__THE EXERCISE__
Wherever the word "color" appears in the entries, copy the whole line.

Dataset entries on figures:
_ _ _
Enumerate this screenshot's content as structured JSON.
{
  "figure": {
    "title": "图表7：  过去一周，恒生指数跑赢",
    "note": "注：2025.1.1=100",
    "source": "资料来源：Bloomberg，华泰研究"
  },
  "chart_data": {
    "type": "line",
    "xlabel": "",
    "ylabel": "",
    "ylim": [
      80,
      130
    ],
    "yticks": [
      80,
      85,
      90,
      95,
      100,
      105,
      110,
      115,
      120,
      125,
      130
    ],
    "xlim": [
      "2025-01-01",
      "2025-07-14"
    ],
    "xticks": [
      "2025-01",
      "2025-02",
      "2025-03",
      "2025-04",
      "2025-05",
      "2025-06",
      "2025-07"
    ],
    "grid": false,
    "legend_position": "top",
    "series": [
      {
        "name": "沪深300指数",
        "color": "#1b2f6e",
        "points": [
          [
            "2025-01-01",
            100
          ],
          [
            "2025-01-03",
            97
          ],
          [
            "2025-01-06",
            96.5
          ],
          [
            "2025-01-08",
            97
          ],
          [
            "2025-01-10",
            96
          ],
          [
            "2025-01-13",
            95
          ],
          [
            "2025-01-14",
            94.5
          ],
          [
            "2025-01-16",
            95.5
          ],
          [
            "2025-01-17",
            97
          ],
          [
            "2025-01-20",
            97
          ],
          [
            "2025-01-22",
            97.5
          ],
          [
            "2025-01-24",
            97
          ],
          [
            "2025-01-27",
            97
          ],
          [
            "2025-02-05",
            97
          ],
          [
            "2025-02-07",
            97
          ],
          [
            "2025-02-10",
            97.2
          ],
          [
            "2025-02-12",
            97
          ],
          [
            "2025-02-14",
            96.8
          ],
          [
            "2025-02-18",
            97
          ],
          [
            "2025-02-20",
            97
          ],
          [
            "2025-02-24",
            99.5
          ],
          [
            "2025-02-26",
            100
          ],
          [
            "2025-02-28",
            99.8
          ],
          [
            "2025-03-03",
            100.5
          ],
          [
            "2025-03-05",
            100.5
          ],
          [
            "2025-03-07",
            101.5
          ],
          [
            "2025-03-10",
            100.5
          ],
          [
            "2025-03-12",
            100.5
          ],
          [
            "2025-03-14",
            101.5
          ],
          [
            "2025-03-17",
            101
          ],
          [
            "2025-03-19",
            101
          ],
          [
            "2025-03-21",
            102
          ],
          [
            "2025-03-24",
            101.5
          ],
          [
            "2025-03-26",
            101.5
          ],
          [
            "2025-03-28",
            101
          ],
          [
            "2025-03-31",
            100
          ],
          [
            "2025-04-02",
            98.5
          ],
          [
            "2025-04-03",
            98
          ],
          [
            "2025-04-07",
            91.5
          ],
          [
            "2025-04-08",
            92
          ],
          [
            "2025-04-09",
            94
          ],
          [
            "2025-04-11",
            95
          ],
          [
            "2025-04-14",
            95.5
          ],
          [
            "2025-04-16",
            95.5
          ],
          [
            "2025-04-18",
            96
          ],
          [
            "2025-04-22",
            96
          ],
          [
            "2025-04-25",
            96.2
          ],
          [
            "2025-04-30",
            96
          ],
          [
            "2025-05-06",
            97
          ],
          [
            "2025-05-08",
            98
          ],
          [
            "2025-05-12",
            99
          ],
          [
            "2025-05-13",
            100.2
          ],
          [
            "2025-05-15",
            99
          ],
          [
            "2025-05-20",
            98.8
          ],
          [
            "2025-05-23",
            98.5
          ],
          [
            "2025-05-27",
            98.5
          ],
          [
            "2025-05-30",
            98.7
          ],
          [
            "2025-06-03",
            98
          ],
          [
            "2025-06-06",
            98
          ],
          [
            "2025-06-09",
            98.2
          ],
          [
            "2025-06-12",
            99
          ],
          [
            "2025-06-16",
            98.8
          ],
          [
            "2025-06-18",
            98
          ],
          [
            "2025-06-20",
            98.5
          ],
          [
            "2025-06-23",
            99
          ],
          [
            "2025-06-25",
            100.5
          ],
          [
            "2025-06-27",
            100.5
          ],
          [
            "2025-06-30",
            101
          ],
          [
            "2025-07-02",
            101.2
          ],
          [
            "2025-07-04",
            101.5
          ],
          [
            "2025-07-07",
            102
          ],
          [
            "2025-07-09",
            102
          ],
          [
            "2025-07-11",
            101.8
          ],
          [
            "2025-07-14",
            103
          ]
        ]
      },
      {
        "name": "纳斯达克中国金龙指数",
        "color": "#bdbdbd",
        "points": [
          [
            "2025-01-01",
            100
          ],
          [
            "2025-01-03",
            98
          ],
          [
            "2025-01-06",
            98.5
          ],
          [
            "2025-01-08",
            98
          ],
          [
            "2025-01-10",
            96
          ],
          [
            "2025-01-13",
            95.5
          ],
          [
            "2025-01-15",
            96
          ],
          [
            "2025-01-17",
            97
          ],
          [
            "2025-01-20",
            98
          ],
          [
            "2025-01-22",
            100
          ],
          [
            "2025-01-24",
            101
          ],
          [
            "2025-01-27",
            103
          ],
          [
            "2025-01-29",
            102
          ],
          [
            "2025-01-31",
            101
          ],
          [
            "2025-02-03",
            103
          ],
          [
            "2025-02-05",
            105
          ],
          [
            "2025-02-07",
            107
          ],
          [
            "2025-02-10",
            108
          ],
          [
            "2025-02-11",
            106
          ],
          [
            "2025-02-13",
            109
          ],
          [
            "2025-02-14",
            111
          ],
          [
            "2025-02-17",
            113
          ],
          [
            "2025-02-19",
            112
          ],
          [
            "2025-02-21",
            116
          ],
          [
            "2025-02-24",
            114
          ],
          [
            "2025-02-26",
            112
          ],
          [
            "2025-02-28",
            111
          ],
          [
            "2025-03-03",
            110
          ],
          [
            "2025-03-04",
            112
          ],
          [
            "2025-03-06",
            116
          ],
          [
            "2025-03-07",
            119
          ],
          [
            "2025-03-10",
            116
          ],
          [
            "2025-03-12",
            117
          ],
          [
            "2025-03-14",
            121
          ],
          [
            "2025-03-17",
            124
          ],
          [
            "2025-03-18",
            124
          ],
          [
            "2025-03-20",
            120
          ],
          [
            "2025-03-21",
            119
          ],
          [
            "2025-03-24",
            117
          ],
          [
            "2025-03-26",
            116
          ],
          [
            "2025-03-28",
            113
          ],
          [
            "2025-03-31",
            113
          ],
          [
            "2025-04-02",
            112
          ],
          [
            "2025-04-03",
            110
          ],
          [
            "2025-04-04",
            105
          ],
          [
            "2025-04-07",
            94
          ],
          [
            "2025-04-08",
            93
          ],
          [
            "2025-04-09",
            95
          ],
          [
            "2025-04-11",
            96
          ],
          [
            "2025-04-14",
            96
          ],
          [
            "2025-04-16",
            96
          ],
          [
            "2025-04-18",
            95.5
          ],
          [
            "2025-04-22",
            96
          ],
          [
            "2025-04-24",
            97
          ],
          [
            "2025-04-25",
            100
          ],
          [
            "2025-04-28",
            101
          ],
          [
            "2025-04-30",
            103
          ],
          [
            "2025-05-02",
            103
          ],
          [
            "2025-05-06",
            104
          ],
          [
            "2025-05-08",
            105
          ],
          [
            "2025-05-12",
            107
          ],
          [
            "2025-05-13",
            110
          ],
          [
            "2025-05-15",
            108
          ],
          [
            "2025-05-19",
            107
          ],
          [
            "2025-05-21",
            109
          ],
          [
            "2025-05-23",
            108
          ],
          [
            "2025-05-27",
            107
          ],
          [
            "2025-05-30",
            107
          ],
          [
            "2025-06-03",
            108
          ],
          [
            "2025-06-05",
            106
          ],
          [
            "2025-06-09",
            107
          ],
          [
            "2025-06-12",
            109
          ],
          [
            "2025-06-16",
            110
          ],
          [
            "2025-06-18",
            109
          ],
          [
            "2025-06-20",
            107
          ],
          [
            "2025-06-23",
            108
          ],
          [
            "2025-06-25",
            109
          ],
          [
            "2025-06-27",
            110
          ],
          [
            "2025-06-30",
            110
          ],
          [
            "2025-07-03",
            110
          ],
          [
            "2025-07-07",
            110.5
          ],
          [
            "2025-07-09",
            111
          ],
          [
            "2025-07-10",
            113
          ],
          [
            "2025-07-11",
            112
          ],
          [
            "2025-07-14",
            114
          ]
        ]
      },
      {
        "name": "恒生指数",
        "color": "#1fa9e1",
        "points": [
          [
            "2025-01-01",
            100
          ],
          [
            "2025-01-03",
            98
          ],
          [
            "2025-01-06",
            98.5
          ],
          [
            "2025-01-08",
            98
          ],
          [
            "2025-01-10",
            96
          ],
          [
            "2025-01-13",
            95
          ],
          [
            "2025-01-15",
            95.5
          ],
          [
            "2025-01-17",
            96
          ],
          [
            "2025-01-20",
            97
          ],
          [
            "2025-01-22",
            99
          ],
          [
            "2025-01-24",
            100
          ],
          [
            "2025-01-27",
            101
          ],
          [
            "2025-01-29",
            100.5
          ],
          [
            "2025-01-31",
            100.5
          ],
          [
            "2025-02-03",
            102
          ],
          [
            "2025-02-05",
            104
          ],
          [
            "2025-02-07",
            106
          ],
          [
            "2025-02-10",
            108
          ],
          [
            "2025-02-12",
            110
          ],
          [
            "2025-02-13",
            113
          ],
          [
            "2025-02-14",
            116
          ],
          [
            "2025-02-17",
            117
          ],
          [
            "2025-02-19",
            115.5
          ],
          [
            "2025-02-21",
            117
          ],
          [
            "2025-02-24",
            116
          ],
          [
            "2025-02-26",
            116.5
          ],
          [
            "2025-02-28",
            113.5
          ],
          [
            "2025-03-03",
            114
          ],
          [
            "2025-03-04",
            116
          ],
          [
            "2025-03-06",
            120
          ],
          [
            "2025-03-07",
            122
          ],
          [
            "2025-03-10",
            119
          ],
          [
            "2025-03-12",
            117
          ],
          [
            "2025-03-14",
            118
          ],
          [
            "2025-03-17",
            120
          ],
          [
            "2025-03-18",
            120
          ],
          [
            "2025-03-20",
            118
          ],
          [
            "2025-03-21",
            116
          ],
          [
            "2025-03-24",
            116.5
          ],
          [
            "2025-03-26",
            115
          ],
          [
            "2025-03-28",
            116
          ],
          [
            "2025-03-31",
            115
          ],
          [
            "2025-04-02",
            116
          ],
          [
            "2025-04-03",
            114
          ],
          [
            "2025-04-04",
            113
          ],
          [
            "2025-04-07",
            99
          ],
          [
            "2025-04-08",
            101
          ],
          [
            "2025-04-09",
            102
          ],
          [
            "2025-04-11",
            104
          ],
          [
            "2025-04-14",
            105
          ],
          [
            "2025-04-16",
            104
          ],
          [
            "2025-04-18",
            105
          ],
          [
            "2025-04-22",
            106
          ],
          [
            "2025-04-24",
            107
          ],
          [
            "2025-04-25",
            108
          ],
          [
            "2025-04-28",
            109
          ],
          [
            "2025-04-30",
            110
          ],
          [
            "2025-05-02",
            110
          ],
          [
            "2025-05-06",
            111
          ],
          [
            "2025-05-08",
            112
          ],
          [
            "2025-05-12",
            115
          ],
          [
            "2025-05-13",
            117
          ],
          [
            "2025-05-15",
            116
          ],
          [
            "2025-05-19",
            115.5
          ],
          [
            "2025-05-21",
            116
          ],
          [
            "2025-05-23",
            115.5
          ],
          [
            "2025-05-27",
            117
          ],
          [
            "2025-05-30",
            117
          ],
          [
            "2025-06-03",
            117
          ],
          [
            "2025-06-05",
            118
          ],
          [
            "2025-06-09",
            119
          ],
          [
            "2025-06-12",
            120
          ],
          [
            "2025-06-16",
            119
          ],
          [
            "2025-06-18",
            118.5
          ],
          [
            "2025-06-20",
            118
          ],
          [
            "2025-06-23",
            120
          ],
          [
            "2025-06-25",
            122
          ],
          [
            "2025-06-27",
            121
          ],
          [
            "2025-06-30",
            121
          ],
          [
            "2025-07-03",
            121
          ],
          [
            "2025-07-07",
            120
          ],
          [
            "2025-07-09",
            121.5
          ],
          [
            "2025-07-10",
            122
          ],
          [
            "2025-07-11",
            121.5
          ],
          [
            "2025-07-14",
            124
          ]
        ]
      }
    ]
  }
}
_ _ _
__RESULT OF THIS TASK__
        "color": "#1b2f6e",
        "color": "#bdbdbd",
        "color": "#1fa9e1",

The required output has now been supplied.